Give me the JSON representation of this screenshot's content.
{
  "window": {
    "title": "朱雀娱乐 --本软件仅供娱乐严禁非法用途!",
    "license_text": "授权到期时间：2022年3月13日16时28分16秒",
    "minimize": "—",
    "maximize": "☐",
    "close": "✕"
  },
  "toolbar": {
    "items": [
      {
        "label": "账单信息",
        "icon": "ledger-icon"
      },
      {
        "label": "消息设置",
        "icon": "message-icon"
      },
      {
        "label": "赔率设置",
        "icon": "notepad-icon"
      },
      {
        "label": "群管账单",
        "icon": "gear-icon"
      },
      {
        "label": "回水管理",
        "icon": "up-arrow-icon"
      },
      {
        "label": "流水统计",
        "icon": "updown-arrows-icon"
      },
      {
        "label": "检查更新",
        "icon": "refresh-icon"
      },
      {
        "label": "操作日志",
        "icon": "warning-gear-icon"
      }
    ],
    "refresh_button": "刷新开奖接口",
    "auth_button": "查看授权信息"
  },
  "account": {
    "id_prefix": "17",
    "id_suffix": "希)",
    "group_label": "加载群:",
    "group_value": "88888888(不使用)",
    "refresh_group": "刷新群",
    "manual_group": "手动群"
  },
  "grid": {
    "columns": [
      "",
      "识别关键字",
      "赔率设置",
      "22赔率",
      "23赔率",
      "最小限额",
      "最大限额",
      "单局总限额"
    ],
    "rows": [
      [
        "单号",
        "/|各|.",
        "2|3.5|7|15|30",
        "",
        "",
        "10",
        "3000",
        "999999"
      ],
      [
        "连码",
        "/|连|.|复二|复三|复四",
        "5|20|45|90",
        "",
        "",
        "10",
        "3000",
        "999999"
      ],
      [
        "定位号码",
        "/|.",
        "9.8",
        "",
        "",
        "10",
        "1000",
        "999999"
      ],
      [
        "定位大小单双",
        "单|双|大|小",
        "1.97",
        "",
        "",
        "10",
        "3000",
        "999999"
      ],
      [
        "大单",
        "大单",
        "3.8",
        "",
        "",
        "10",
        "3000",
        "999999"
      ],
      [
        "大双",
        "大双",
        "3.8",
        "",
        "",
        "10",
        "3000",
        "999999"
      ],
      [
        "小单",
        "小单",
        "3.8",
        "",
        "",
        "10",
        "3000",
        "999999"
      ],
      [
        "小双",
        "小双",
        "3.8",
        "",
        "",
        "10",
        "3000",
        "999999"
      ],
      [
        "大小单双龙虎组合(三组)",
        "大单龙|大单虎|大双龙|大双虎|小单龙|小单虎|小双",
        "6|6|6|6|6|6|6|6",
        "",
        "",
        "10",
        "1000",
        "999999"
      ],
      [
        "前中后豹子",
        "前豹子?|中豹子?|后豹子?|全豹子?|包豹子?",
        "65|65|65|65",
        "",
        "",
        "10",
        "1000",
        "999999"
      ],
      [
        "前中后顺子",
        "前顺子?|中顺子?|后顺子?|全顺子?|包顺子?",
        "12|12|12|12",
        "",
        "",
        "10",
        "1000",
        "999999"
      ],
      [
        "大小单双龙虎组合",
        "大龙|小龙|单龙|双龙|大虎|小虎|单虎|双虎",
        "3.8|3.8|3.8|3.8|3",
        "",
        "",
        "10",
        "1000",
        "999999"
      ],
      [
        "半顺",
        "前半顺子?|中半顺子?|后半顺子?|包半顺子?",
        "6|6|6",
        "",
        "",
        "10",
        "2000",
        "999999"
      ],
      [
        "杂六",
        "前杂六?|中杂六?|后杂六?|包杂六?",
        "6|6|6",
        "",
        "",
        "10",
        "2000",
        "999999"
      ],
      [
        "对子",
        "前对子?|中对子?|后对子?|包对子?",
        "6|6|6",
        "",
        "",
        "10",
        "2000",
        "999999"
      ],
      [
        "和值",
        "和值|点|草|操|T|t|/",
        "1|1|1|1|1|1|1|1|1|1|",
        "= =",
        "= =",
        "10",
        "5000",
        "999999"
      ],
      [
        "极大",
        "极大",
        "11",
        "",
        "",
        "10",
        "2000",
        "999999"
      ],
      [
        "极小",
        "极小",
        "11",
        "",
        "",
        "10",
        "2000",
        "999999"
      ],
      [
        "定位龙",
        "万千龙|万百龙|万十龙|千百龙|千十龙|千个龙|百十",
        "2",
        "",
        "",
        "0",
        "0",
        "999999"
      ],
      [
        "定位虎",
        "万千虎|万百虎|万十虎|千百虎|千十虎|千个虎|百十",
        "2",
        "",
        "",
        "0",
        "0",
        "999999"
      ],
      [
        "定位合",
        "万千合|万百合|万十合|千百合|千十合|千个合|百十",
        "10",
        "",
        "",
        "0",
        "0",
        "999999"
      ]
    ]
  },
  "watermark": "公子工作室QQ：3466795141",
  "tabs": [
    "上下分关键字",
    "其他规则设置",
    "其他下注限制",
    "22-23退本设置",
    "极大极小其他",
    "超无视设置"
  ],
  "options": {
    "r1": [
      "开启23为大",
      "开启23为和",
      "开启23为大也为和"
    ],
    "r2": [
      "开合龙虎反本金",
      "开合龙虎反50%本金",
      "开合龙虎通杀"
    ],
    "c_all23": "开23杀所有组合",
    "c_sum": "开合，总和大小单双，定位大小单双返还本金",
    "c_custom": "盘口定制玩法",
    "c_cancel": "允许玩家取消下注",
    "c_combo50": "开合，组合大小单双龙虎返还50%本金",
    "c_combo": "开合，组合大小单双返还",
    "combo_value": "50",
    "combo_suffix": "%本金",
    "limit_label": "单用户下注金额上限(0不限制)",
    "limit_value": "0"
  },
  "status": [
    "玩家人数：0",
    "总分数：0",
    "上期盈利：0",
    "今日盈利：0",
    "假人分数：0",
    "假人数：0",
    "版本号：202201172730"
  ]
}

● Goal
Every entry needs to be retyped exactly.

● Reply to the exercise
Give me the JSON representation of this screenshot's content.
{
  "window": {
    "title": "朱雀娱乐 --本软件仅供娱乐严禁非法用途!",
    "license_text": "授权到期时间：2022年3月13日16时28分16秒",
    "minimize": "—",
    "maximize": "☐",
    "close": "✕"
  },
  "toolbar": {
    "items": [
      {
        "label": "账单信息",
        "icon": "ledger-icon"
      },
      {
        "label": "消息设置",
        "icon": "message-icon"
      },
      {
        "label": "赔率设置",
        "icon": "notepad-icon"
      },
      {
        "label": "群管账单",
        "icon": "gear-icon"
      },
      {
        "label": "回水管理",
        "icon": "up-arrow-icon"
      },
      {
        "label": "流水统计",
        "icon": "updown-arrows-icon"
      },
      {
        "label": "检查更新",
        "icon": "refresh-icon"
      },
      {
        "label": "操作日志",
        "icon": "warning-gear-icon"
      }
    ],
    "refresh_button": "刷新开奖接口",
    "auth_button": "查看授权信息"
  },
  "account": {
    "id_prefix": "17",
    "id_suffix": "希)",
    "group_label": "加载群:",
    "group_value": "88888888(不使用)",
    "refresh_group": "刷新群",
    "manual_group": "手动群"
  },
  "grid": {
    "columns": [
      "",
      "识别关键字",
      "赔率设置",
      "22赔率",
      "23赔率",
      "最小限额",
      "最大限额",
      "单局总限额"
    ],
    "rows": [
      [
        "单号",
        "/|各|.",
        "2|3.5|7|15|30",
        "",
        "",
        "10",
        "3000",
        "999999"
      ],
      [
        "连码",
        "/|连|.|复二|复三|复四",
        "5|20|45|90",
        "",
        "",
        "10",
        "3000",
        "999999"
      ],
      [
        "定位号码",
        "/|.",
        "9.8",
        "",
        "",
        "10",
        "1000",
        "999999"
      ],
      [
        "定位大小单双",
        "单|双|大|小",
        "1.97",
        "",
        "",
        "10",
        "3000",
        "999999"
      ],
      [
        "大单",
        "大单",
        "3.8",
        "",
        "",
        "10",
        "3000",
        "999999"
      ],
      [
        "大双",
        "大双",
        "3.8",
        "",
        "",
        "10",
        "3000",
        "999999"
      ],
      [
        "小单",
        "小单",
        "3.8",
        "",
        "",
        "10",
        "3000",
        "999999"
      ],
      [
        "小双",
        "小双",
        "3.8",
        "",
        "",
        "10",
        "3000",
        "999999"
      ],
      [
        "大小单双龙虎组合(三组)",
        "大单龙|大单虎|大双龙|大双虎|小单龙|小单虎|小双",
        "6|6|6|6|6|6|6|6",
        "",
        "",
        "10",
        "1000",
        "999999"
      ],
      [
        "前中后豹子",
        "前豹子?|中豹子?|后豹子?|全豹子?|包豹子?",
        "65|65|65|65",
        "",
        "",
        "10",
        "1000",
        "999999"
      ],
      [
        "前中后顺子",
        "前顺子?|中顺子?|后顺子?|全顺子?|包顺子?",
        "12|12|12|12",
        "",
        "",
        "10",
        "1000",
        "999999"
      ],
      [
        "大小单双龙虎组合",
        "大龙|小龙|单龙|双龙|大虎|小虎|单虎|双虎",
        "3.8|3.8|3.8|3.8|3",
        "",
        "",
        "10",
        "1000",
        "999999"
      ],
      [
        "半顺",
        "前半顺子?|中半顺子?|后半顺子?|包半顺子?",
        "6|6|6",
        "",
        "",
        "10",
        "2000",
        "999999"
      ],
      [
        "杂六",
        "前杂六?|中杂六?|后杂六?|包杂六?",
        "6|6|6",
        "",
        "",
        "10",
        "2000",
        "999999"
      ],
      [
        "对子",
        "前对子?|中对子?|后对子?|包对子?",
        "6|6|6",
        "",
        "",
        "10",
        "2000",
        "999999"
      ],
      [
        "和值",
        "和值|点|草|操|T|t|/",
        "1|1|1|1|1|1|1|1|1|1|",
        "= =",
        "= =",
        "10",
        "5000",
        "999999"
      ],
      [
        "极大",
        "极大",
        "11",
        "",
        "",
        "10",
        "2000",
        "999999"
      ],
      [
        "极小",
        "极小",
        "11",
        "",
        "",
        "10",
        "2000",
        "999999"
      ],
      [
        "定位龙",
        "万千龙|万百龙|万十龙|千百龙|千十龙|千个龙|百十",
        "2",
        "",
        "",
        "0",
        "0",
        "999999"
      ],
      [
        "定位虎",
        "万千虎|万百虎|万十虎|千百虎|千十虎|千个虎|百十",
        "2",
        "",
        "",
        "0",
        "0",
        "999999"
      ],
      [
        "定位合",
        "万千合|万百合|万十合|千百合|千十合|千个合|百十",
        "10",
        "",
        "",
        "0",
        "0",
        "999999"
      ]
    ]
  },
  "watermark": "公子工作室QQ：3466795141",
  "tabs": [
    "上下分关键字",
    "其他规则设置",
    "其他下注限制",
    "22-23退本设置",
    "极大极小其他",
    "超无视设置"
  ],
  "options": {
    "r1": [
      "开启23为大",
      "开启23为和",
      "开启23为大也为和"
    ],
    "r2": [
      "开合龙虎反本金",
      "开合龙虎反50%本金",
      "开合龙虎通杀"
    ],
    "c_all23": "开23杀所有组合",
    "c_sum": "开合，总和大小单双，定位大小单双返还本金",
    "c_custom": "盘口定制玩法",
    "c_cancel": "允许玩家取消下注",
    "c_combo50": "开合，组合大小单双龙虎返还50%本金",
    "c_combo": "开合，组合大小单双返还",
    "combo_value": "50",
    "combo_suffix": "%本金",
    "limit_label": "单用户下注金额上限(0不限制)",
    "limit_value": "0"
  },
  "status": [
    "玩家人数：0",
    "总分数：0",
    "上期盈利：0",
    "今日盈利：0",
    "假人分数：0",
    "假人数：0",
    "版本号：202201172730"
  ]
}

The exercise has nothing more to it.